==== PROVIDED INFORMATION ====
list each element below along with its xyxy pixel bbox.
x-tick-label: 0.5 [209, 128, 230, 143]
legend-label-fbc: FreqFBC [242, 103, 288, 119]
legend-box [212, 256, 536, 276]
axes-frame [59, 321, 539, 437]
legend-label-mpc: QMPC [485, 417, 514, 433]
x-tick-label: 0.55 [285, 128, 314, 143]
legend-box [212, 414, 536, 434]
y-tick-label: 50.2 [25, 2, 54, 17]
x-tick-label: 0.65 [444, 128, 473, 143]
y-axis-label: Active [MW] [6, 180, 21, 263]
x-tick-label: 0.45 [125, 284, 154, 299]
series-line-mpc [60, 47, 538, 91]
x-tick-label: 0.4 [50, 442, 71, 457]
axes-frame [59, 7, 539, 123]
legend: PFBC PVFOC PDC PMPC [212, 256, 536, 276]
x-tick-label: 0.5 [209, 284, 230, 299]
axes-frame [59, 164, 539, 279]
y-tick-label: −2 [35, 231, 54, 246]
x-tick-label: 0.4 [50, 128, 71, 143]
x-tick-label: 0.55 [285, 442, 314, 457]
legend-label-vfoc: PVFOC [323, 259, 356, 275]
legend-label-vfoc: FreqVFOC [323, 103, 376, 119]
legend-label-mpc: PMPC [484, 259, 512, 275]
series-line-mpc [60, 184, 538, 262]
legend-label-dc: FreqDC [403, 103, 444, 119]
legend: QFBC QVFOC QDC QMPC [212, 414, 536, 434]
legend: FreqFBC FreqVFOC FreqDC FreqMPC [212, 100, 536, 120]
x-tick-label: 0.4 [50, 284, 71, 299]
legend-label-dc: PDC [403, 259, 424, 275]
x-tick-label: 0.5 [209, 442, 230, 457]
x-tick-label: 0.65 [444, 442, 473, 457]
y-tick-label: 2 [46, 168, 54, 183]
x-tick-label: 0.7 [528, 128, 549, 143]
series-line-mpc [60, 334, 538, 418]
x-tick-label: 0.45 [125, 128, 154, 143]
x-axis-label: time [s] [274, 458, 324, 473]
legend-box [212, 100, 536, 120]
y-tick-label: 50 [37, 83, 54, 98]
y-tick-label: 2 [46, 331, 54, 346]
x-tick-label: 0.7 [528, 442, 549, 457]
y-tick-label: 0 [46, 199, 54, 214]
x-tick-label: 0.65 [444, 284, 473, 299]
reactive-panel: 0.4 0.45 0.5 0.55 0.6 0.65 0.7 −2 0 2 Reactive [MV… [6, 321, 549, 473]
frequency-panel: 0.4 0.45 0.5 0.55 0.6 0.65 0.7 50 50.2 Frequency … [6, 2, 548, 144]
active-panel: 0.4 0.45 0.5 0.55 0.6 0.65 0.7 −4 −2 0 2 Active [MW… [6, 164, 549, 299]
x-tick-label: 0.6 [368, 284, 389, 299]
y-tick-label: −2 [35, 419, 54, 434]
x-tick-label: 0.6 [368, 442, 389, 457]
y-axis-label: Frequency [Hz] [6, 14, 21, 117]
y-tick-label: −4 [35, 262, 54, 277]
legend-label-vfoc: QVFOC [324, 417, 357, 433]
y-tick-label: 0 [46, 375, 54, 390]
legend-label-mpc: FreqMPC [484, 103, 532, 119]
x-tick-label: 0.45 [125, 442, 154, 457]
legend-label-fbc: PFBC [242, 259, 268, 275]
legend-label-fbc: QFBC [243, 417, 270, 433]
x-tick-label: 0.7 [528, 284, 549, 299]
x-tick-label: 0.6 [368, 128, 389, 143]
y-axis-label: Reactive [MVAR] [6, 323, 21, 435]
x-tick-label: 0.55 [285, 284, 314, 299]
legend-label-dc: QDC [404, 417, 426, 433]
====
* _WORK TO COMPLETE_: Copy out the lines of the listing from its start through the line that contains "x-tick-label: 0.65 [444, 128, 473, 143]", inclusive.

* _RESULT_:
list each element below along with its xyxy pixel bbox.
x-tick-label: 0.5 [209, 128, 230, 143]
legend-label-fbc: FreqFBC [242, 103, 288, 119]
legend-box [212, 256, 536, 276]
axes-frame [59, 321, 539, 437]
legend-label-mpc: QMPC [485, 417, 514, 433]
x-tick-label: 0.55 [285, 128, 314, 143]
legend-box [212, 414, 536, 434]
y-tick-label: 50.2 [25, 2, 54, 17]
x-tick-label: 0.65 [444, 128, 473, 143]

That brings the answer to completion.